[Data entries]

☆ ☆ ☆

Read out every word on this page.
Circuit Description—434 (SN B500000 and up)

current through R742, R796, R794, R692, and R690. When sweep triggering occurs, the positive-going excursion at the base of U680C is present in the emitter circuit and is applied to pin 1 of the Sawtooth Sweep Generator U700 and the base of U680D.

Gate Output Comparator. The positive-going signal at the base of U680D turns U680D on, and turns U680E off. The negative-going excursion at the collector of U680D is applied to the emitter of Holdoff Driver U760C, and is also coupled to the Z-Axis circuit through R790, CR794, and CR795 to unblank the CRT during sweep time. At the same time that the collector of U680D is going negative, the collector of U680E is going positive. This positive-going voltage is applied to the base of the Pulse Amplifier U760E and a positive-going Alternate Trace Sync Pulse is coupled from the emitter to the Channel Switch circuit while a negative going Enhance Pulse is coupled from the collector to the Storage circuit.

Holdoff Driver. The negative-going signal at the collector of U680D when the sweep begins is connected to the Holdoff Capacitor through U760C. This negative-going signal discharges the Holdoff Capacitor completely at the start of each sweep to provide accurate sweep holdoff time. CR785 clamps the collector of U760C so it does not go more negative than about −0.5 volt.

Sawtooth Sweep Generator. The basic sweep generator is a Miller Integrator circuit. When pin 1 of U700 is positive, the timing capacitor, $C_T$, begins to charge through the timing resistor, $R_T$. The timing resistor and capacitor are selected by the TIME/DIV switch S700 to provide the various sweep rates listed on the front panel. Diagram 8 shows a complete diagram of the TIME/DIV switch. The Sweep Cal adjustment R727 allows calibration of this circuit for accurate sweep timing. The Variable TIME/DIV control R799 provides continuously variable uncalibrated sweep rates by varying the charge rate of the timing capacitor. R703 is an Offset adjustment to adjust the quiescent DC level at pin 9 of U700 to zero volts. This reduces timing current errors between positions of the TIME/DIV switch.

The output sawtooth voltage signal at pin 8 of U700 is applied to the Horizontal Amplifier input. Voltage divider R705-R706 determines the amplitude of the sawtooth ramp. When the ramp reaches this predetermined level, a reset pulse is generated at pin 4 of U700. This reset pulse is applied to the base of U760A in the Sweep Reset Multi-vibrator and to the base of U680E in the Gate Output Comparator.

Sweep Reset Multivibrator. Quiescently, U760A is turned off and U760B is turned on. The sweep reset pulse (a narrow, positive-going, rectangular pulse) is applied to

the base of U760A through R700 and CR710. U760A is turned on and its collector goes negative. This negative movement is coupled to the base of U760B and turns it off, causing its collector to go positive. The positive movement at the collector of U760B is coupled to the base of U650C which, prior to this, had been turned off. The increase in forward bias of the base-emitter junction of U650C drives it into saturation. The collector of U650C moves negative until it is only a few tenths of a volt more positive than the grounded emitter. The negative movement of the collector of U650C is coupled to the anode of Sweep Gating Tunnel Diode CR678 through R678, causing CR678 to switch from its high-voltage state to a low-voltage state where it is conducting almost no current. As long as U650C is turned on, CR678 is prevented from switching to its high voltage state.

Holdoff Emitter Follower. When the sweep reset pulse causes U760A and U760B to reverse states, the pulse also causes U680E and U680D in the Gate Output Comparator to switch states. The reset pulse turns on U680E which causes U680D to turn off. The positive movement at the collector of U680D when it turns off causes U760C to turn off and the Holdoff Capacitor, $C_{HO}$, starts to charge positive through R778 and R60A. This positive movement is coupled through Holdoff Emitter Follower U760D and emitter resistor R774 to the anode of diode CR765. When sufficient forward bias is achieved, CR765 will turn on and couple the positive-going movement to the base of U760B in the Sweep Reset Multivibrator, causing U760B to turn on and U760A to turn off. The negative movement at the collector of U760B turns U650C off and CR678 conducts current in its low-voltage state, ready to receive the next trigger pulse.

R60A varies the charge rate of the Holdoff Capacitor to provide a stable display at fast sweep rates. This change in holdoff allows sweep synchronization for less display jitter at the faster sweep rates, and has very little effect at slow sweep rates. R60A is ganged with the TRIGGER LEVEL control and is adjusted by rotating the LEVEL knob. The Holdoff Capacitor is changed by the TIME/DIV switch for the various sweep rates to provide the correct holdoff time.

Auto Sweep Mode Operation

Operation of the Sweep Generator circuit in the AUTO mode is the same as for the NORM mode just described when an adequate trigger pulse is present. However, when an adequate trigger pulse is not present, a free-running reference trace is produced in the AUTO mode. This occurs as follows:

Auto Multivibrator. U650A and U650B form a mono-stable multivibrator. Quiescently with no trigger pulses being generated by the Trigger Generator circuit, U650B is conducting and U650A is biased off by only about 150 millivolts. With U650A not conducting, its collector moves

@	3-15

☆ ☆ ☆

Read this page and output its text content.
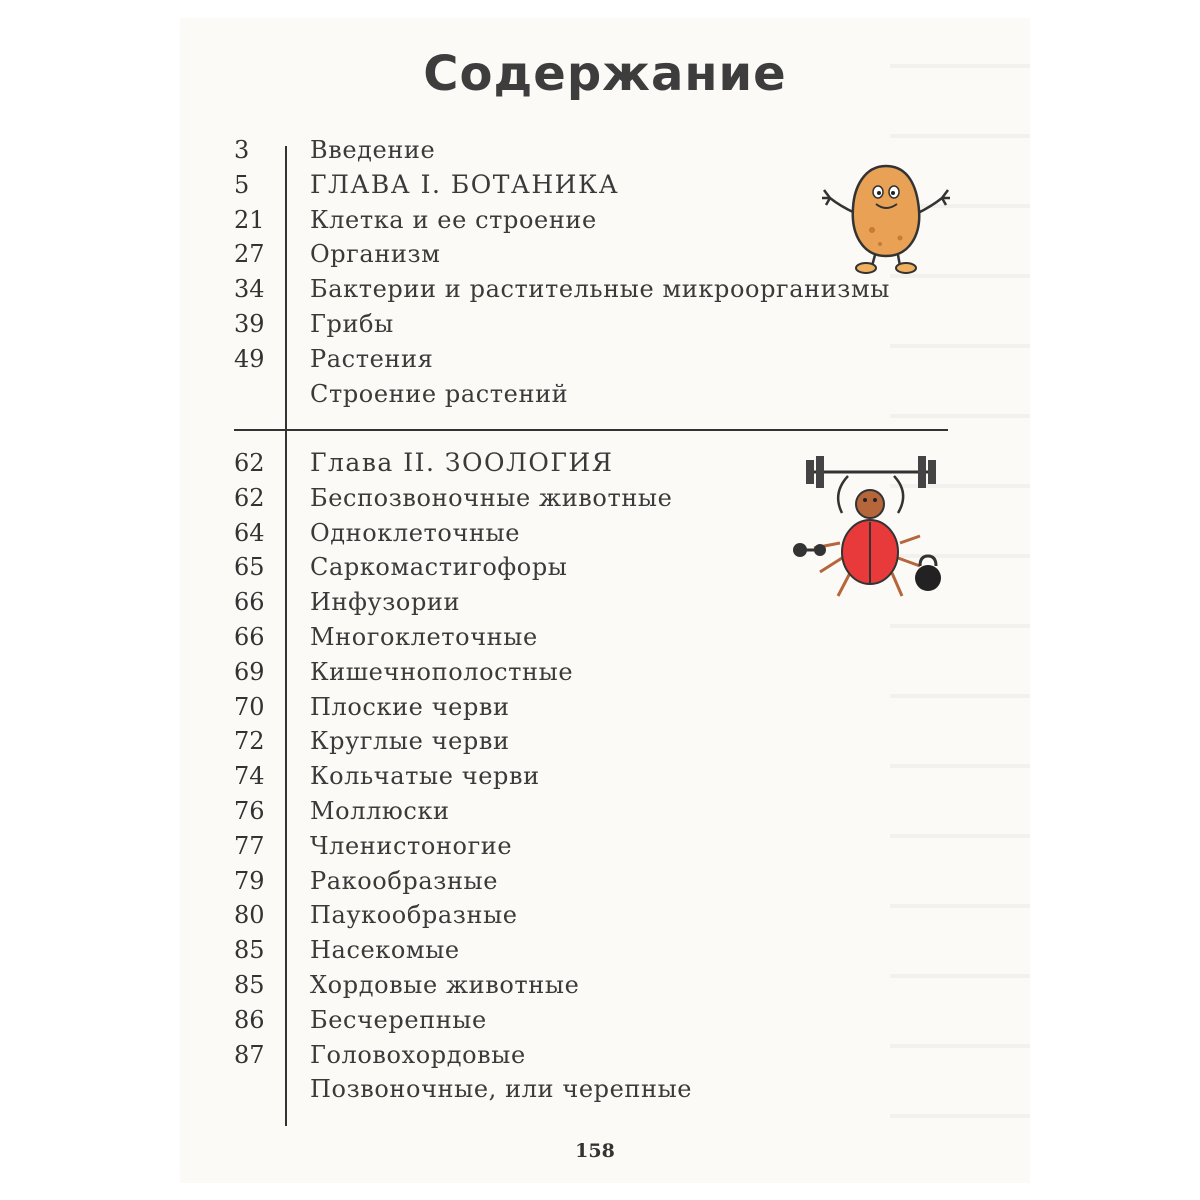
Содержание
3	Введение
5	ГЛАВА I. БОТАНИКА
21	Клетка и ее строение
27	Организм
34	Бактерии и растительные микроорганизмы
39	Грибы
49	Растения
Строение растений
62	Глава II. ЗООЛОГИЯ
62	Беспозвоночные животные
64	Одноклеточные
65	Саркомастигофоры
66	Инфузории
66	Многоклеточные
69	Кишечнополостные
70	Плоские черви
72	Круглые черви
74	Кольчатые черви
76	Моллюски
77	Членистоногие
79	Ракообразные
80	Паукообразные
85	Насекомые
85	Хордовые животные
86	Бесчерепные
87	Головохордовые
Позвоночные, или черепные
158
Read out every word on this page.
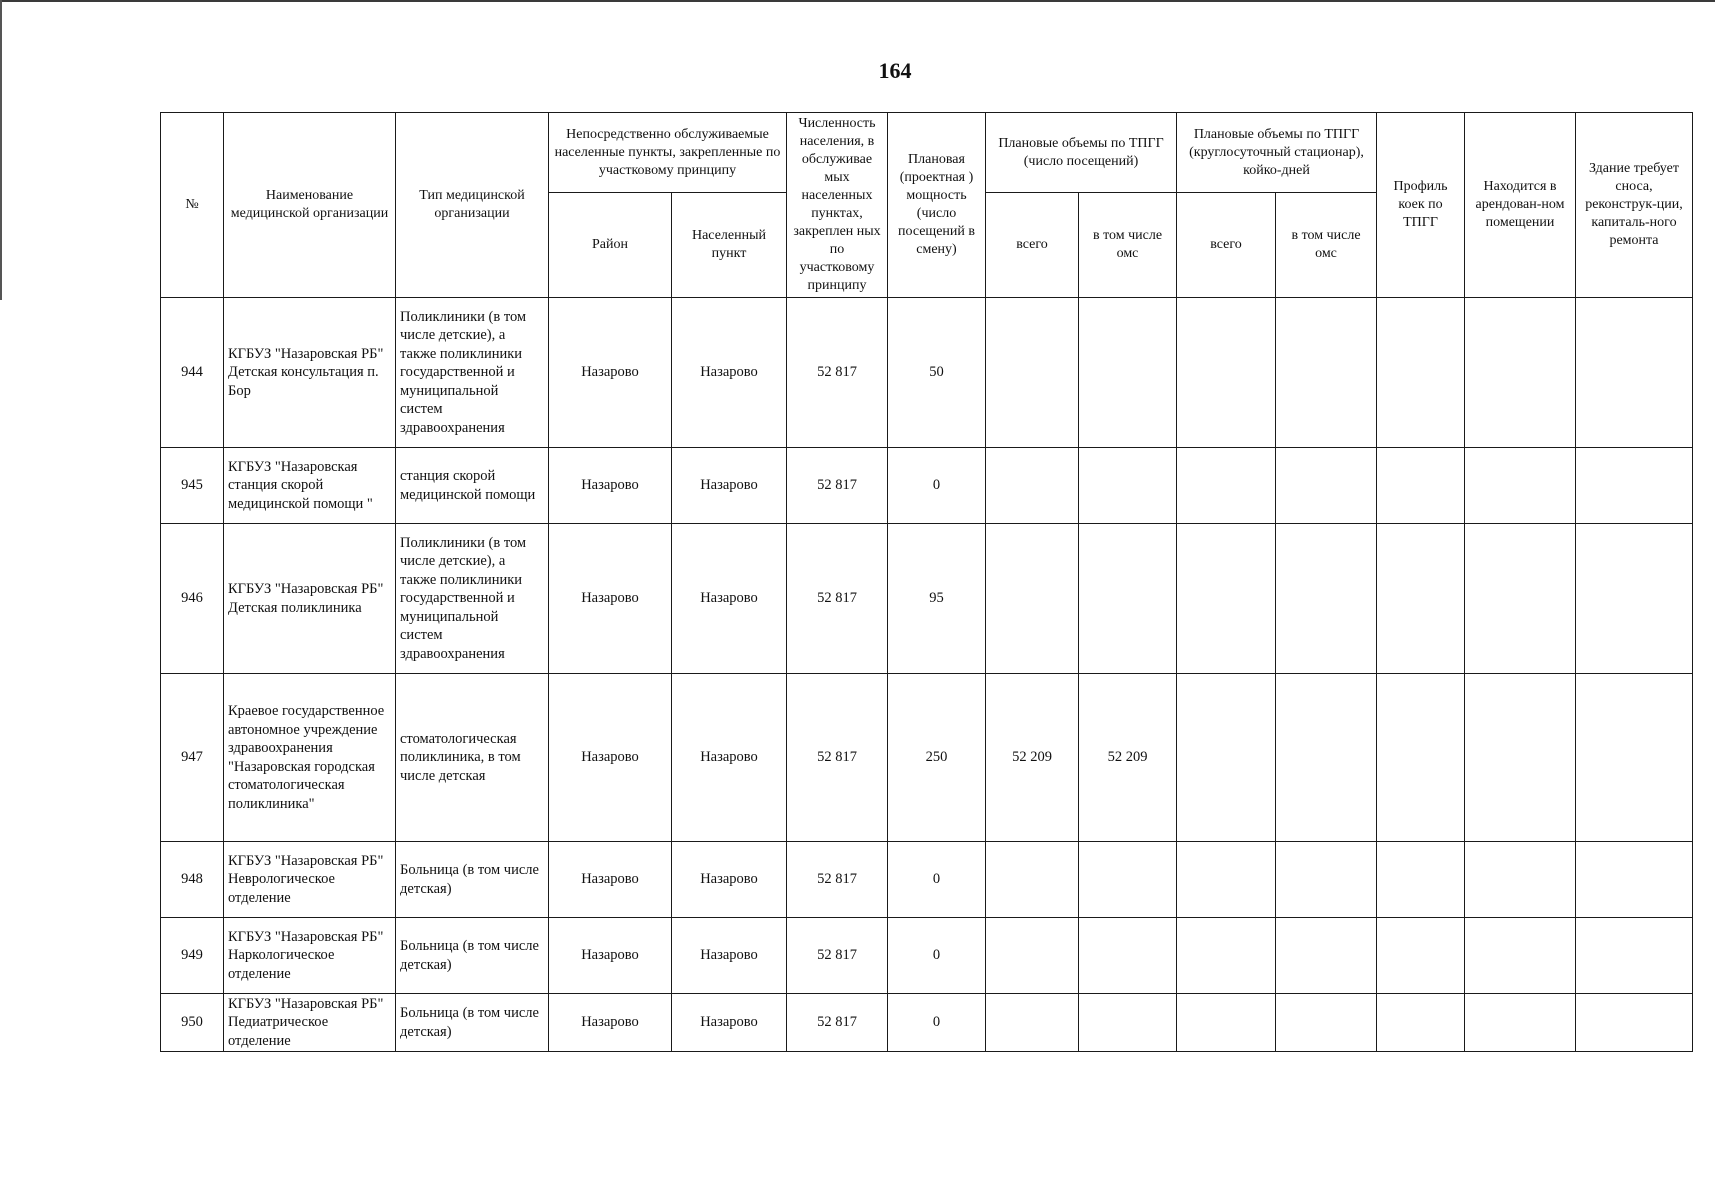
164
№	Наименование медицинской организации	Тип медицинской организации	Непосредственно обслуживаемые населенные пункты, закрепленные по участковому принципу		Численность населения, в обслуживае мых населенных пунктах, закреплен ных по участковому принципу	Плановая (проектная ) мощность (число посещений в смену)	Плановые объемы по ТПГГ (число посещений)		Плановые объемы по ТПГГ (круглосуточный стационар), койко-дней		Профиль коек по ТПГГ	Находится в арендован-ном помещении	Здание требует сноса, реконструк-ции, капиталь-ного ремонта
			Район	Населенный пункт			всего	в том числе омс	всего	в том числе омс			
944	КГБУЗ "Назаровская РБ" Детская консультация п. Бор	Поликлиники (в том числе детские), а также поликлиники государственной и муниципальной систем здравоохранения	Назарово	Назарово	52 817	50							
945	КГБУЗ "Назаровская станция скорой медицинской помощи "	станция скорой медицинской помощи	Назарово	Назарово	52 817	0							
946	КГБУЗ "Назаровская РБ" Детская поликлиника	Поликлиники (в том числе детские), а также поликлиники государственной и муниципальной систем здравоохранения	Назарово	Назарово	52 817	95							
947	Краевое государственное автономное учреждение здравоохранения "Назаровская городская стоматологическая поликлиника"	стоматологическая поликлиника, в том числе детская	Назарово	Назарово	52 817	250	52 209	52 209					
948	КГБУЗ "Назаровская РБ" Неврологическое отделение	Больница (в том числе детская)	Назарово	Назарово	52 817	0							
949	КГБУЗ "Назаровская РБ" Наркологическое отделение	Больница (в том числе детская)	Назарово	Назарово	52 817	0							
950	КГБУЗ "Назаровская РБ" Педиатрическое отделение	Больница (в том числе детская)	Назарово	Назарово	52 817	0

☆ ☆ ☆

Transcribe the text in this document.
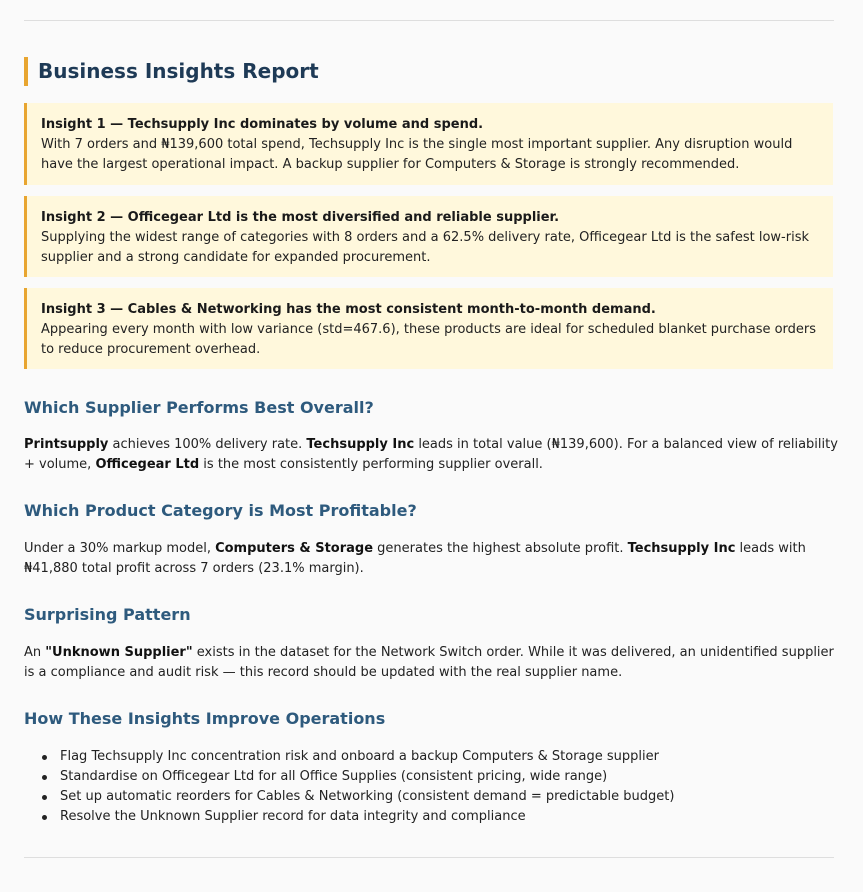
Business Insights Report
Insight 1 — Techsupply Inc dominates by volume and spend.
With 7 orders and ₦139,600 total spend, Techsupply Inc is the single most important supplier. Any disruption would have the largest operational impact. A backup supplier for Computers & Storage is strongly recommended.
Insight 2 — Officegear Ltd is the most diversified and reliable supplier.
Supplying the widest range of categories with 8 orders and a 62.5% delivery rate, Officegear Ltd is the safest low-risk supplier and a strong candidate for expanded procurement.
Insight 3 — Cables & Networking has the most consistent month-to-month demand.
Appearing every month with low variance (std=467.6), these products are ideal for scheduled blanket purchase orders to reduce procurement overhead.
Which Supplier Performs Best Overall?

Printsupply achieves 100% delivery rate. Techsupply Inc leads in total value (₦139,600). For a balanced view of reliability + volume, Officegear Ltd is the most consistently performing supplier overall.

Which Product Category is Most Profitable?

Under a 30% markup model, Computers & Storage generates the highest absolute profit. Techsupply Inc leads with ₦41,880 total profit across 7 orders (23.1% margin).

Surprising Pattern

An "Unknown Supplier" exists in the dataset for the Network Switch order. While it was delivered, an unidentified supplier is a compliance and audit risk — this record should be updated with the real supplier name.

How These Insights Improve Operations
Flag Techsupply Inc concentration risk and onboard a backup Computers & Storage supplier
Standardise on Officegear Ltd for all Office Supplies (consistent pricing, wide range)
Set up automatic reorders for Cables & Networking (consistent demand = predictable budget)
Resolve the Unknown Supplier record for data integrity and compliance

☆ ☆ ☆

Work to be completed: How many lines of these entries contain "Поликлиники"? Answer with the number and nothing else.

Expected answer: 2